#### Aim of the task:
Return the listing below unchanged, minus its pictures.

Entries taken from a collection
• • • • • • •

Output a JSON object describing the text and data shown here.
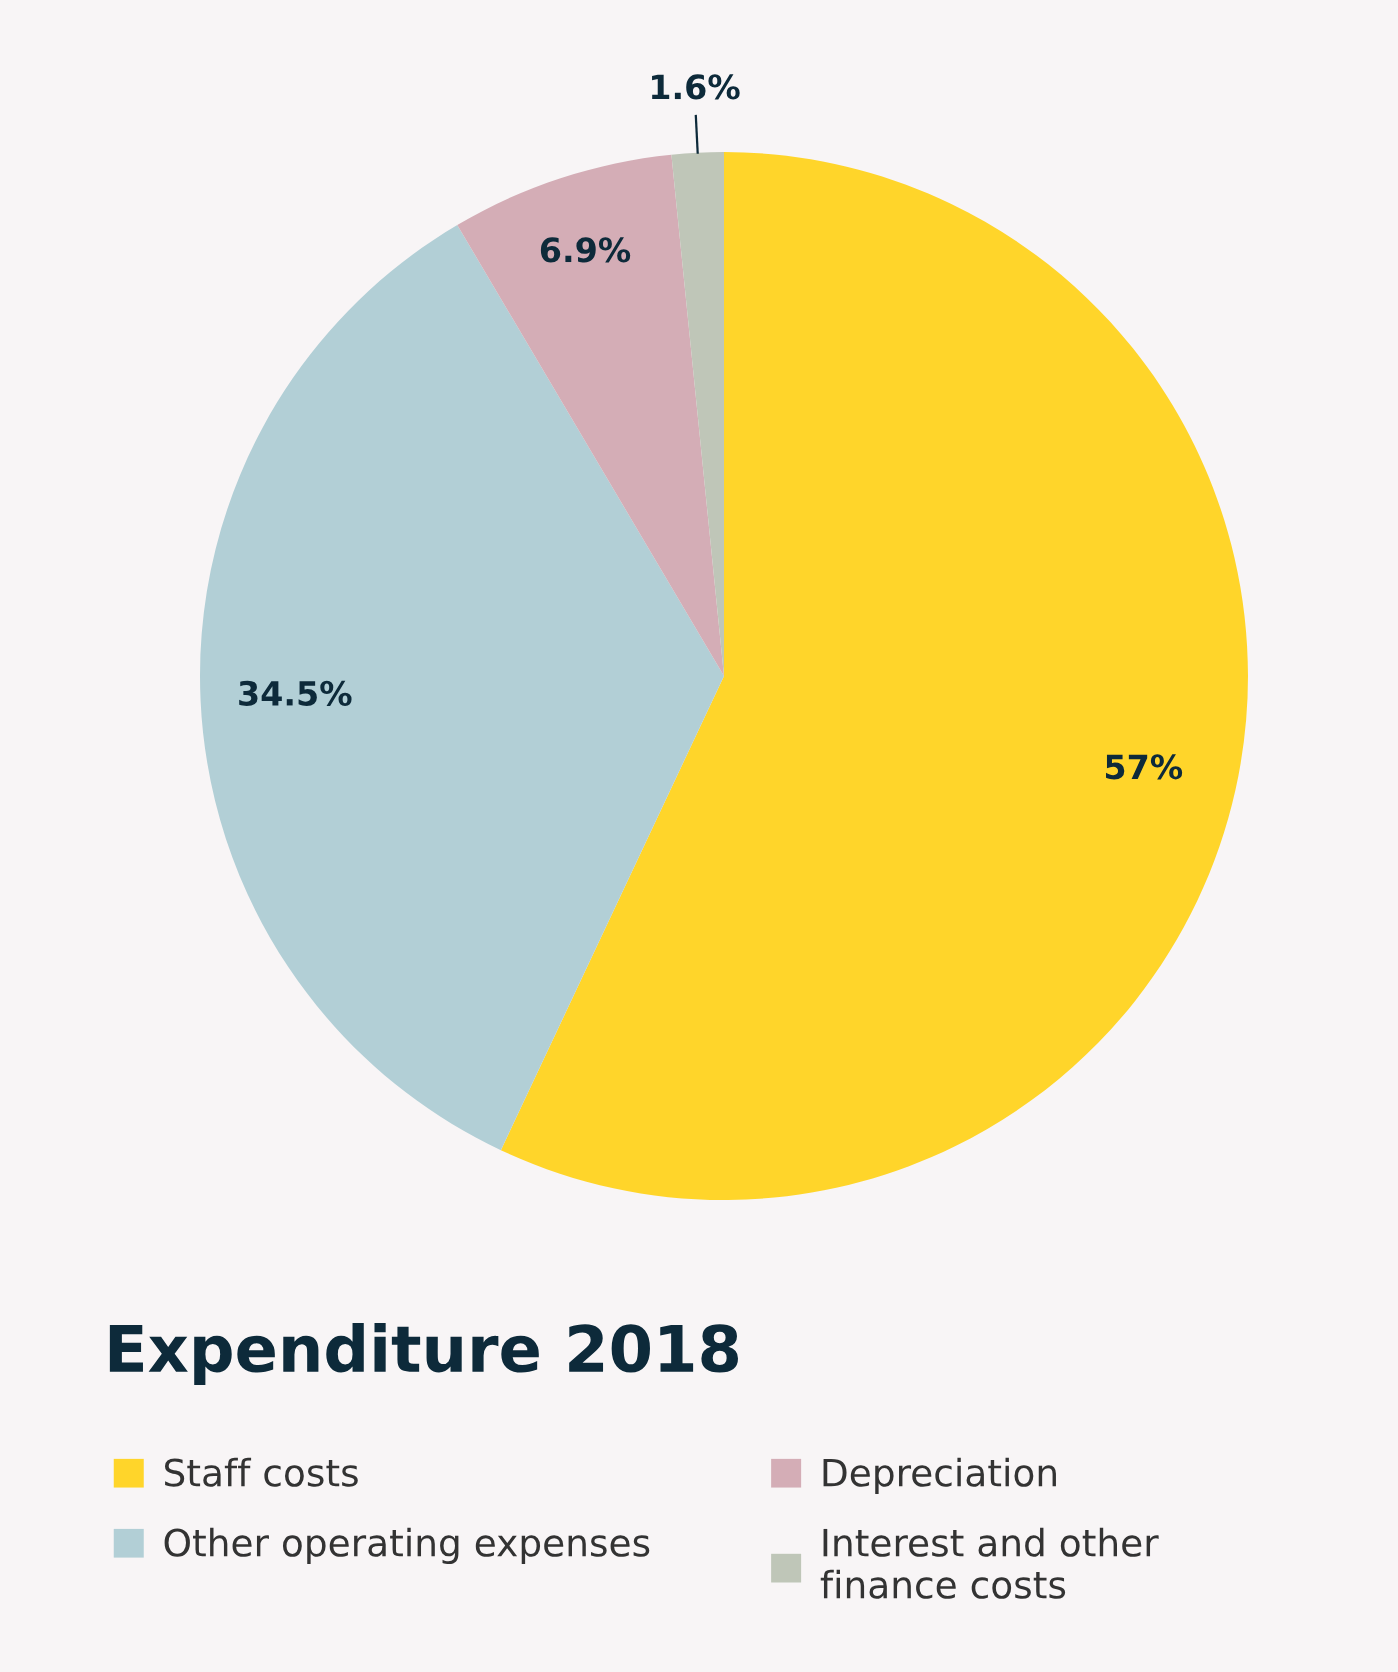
{
  "chart_data": {
    "type": "pie",
    "title": "Expenditure 2018",
    "categories": [
      "Staff costs",
      "Other operating expenses",
      "Depreciation",
      "Interest and other finance costs"
    ],
    "values": [
      57,
      34.5,
      6.9,
      1.6
    ],
    "value_labels": [
      "57%",
      "34.5%",
      "6.9%",
      "1.6%"
    ],
    "colors": [
      "#ffd52a",
      "#b2cfd6",
      "#d4adb6",
      "#bfc6b8"
    ],
    "legend": "bottom"
  }
}
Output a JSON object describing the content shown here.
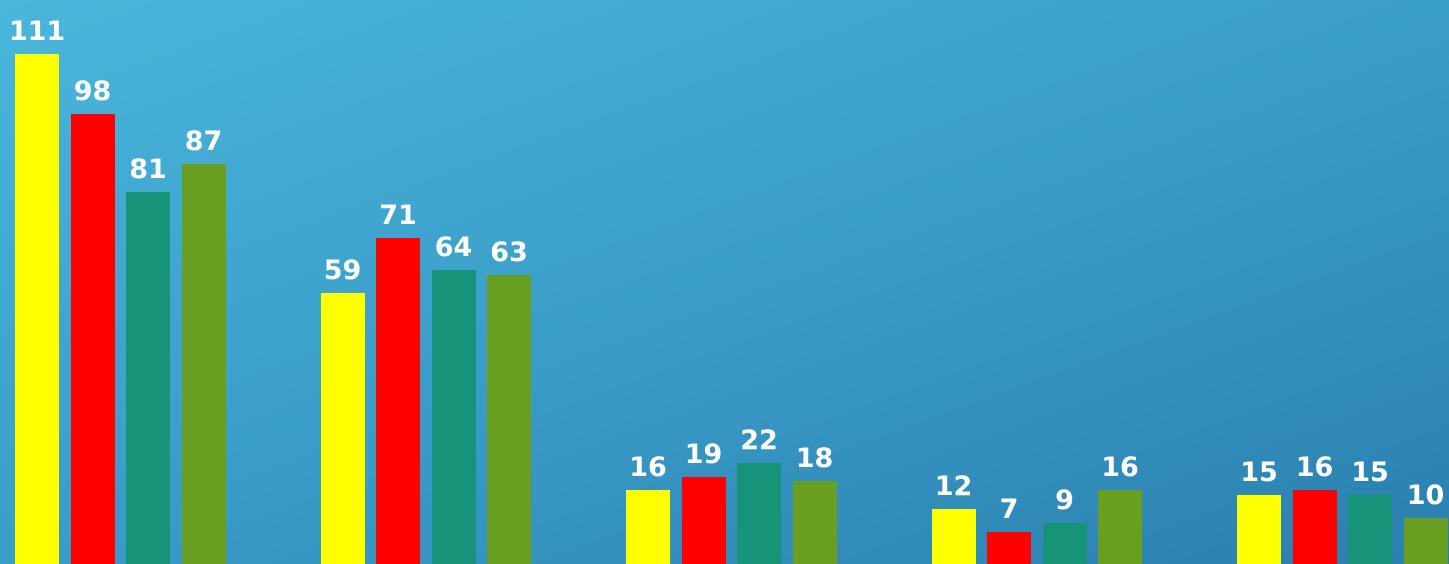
{
  "chart_data": {
    "type": "bar",
    "categories": [
      "",
      "",
      "",
      "",
      ""
    ],
    "series": [
      {
        "color": "#ffff00",
        "values": [
          111,
          59,
          16,
          12,
          15
        ]
      },
      {
        "color": "#ff0000",
        "values": [
          98,
          71,
          19,
          7,
          16
        ]
      },
      {
        "color": "#169378",
        "values": [
          81,
          64,
          22,
          9,
          15
        ]
      },
      {
        "color": "#6a9e21",
        "values": [
          87,
          63,
          18,
          16,
          10
        ]
      }
    ],
    "data_labels": true,
    "legend": "none",
    "grid": false,
    "axes_visible": false,
    "ylim": [
      0,
      111
    ]
  }
}
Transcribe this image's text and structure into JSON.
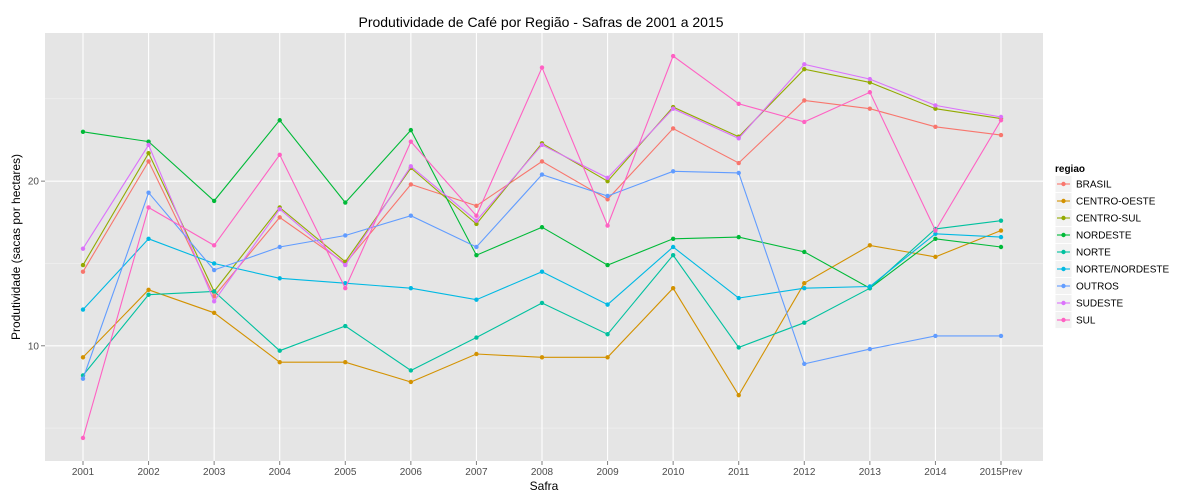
{
  "chart_data": {
    "type": "line",
    "title": "Produtividade de Café por Região - Safras de 2001 a 2015",
    "xlabel": "Safra",
    "ylabel": "Produtividade (sacas por hectares)",
    "categories": [
      "2001",
      "2002",
      "2003",
      "2004",
      "2005",
      "2006",
      "2007",
      "2008",
      "2009",
      "2010",
      "2011",
      "2012",
      "2013",
      "2014",
      "2015Prev"
    ],
    "y_ticks": [
      10,
      20
    ],
    "ylim": [
      3,
      29
    ],
    "grid": true,
    "legend": {
      "title": "regiao",
      "position": "right"
    },
    "series": [
      {
        "name": "BRASIL",
        "color": "#F8766D",
        "values": [
          14.5,
          21.2,
          13.0,
          17.8,
          15.0,
          19.8,
          18.5,
          21.2,
          18.9,
          23.2,
          21.1,
          24.9,
          24.4,
          23.3,
          22.8
        ]
      },
      {
        "name": "CENTRO-OESTE",
        "color": "#D39200",
        "values": [
          9.3,
          13.4,
          12.0,
          9.0,
          9.0,
          7.8,
          9.5,
          9.3,
          9.3,
          13.5,
          7.0,
          13.8,
          16.1,
          15.4,
          17.0
        ]
      },
      {
        "name": "CENTRO-SUL",
        "color": "#93AA00",
        "values": [
          14.9,
          21.7,
          13.3,
          18.4,
          15.1,
          20.8,
          17.4,
          22.3,
          20.0,
          24.5,
          22.7,
          26.8,
          26.0,
          24.4,
          23.8
        ]
      },
      {
        "name": "NORDESTE",
        "color": "#00BA38",
        "values": [
          23.0,
          22.4,
          18.8,
          23.7,
          18.7,
          23.1,
          15.5,
          17.2,
          14.9,
          16.5,
          16.6,
          15.7,
          13.5,
          16.5,
          16.0
        ]
      },
      {
        "name": "NORTE",
        "color": "#00C19F",
        "values": [
          8.2,
          13.1,
          13.3,
          9.7,
          11.2,
          8.5,
          10.5,
          12.6,
          10.7,
          15.5,
          9.9,
          11.4,
          13.5,
          17.1,
          17.6
        ]
      },
      {
        "name": "NORTE/NORDESTE",
        "color": "#00B9E3",
        "values": [
          12.2,
          16.5,
          15.0,
          14.1,
          13.8,
          13.5,
          12.8,
          14.5,
          12.5,
          16.0,
          12.9,
          13.5,
          13.6,
          16.8,
          16.6
        ]
      },
      {
        "name": "OUTROS",
        "color": "#619CFF",
        "values": [
          8.0,
          19.3,
          14.6,
          16.0,
          16.7,
          17.9,
          16.0,
          20.4,
          19.1,
          20.6,
          20.5,
          8.9,
          9.8,
          10.6,
          10.6
        ]
      },
      {
        "name": "SUDESTE",
        "color": "#DB72FB",
        "values": [
          15.9,
          22.2,
          12.7,
          18.3,
          14.9,
          20.9,
          17.6,
          22.2,
          20.2,
          24.4,
          22.6,
          27.1,
          26.2,
          24.6,
          23.9
        ]
      },
      {
        "name": "SUL",
        "color": "#FF61C3",
        "values": [
          4.4,
          18.4,
          16.1,
          21.6,
          13.5,
          22.4,
          17.9,
          26.9,
          17.3,
          27.6,
          24.7,
          23.6,
          25.4,
          17.0,
          23.7
        ]
      }
    ]
  }
}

• • • • • • •

#### Exercise solution:
Output a JSON object describing the text and data shown here.
{
  "chart_data": {
    "type": "pie",
    "title": "Expenditure 2018",
    "categories": [
      "Staff costs",
      "Other operating expenses",
      "Depreciation",
      "Interest and other finance costs"
    ],
    "values": [
      57,
      34.5,
      6.9,
      1.6
    ],
    "value_labels": [
      "57%",
      "34.5%",
      "6.9%",
      "1.6%"
    ],
    "colors": [
      "#ffd52a",
      "#b2cfd6",
      "#d4adb6",
      "#bfc6b8"
    ],
    "legend": "bottom"
  }
}
Output a JSON object describing the content shown here.
{
  "chart_data": {
    "type": "bar",
    "categories": [
      "",
      "",
      "",
      "",
      ""
    ],
    "series": [
      {
        "color": "#ffff00",
        "values": [
          111,
          59,
          16,
          12,
          15
        ]
      },
      {
        "color": "#ff0000",
        "values": [
          98,
          71,
          19,
          7,
          16
        ]
      },
      {
        "color": "#169378",
        "values": [
          81,
          64,
          22,
          9,
          15
        ]
      },
      {
        "color": "#6a9e21",
        "values": [
          87,
          63,
          18,
          16,
          10
        ]
      }
    ],
    "data_labels": true,
    "legend": "none",
    "grid": false,
    "axes_visible": false,
    "ylim": [
      0,
      111
    ]
  }
}
Transcribe this image's text and structure into JSON.
{
  "chart_data": {
    "type": "line",
    "title": "Produtividade de Café por Região - Safras de 2001 a 2015",
    "xlabel": "Safra",
    "ylabel": "Produtividade (sacas por hectares)",
    "categories": [
      "2001",
      "2002",
      "2003",
      "2004",
      "2005",
      "2006",
      "2007",
      "2008",
      "2009",
      "2010",
      "2011",
      "2012",
      "2013",
      "2014",
      "2015Prev"
    ],
    "y_ticks": [
      10,
      20
    ],
    "ylim": [
      3,
      29
    ],
    "grid": true,
    "legend": {
      "title": "regiao",
      "position": "right"
    },
    "series": [
      {
        "name": "BRASIL",
        "color": "#F8766D",
        "values": [
          14.5,
          21.2,
          13.0,
          17.8,
          15.0,
          19.8,
          18.5,
          21.2,
          18.9,
          23.2,
          21.1,
          24.9,
          24.4,
          23.3,
          22.8
        ]
      },
      {
        "name": "CENTRO-OESTE",
        "color": "#D39200",
        "values": [
          9.3,
          13.4,
          12.0,
          9.0,
          9.0,
          7.8,
          9.5,
          9.3,
          9.3,
          13.5,
          7.0,
          13.8,
          16.1,
          15.4,
          17.0
        ]
      },
      {
        "name": "CENTRO-SUL",
        "color": "#93AA00",
        "values": [
          14.9,
          21.7,
          13.3,
          18.4,
          15.1,
          20.8,
          17.4,
          22.3,
          20.0,
          24.5,
          22.7,
          26.8,
          26.0,
          24.4,
          23.8
        ]
      },
      {
        "name": "NORDESTE",
        "color": "#00BA38",
        "values": [
          23.0,
          22.4,
          18.8,
          23.7,
          18.7,
          23.1,
          15.5,
          17.2,
          14.9,
          16.5,
          16.6,
          15.7,
          13.5,
          16.5,
          16.0
        ]
      },
      {
        "name": "NORTE",
        "color": "#00C19F",
        "values": [
          8.2,
          13.1,
          13.3,
          9.7,
          11.2,
          8.5,
          10.5,
          12.6,
          10.7,
          15.5,
          9.9,
          11.4,
          13.5,
          17.1,
          17.6
        ]
      },
      {
        "name": "NORTE/NORDESTE",
        "color": "#00B9E3",
        "values": [
          12.2,
          16.5,
          15.0,
          14.1,
          13.8,
          13.5,
          12.8,
          14.5,
          12.5,
          16.0,
          12.9,
          13.5,
          13.6,
          16.8,
          16.6
        ]
      },
      {
        "name": "OUTROS",
        "color": "#619CFF",
        "values": [
          8.0,
          19.3,
          14.6,
          16.0,
          16.7,
          17.9,
          16.0,
          20.4,
          19.1,
          20.6,
          20.5,
          8.9,
          9.8,
          10.6,
          10.6
        ]
      },
      {
        "name": "SUDESTE",
        "color": "#DB72FB",
        "values": [
          15.9,
          22.2,
          12.7,
          18.3,
          14.9,
          20.9,
          17.6,
          22.2,
          20.2,
          24.4,
          22.6,
          27.1,
          26.2,
          24.6,
          23.9
        ]
      },
      {
        "name": "SUL",
        "color": "#FF61C3",
        "values": [
          4.4,
          18.4,
          16.1,
          21.6,
          13.5,
          22.4,
          17.9,
          26.9,
          17.3,
          27.6,
          24.7,
          23.6,
          25.4,
          17.0,
          23.7
        ]
      }
    ]
  }
}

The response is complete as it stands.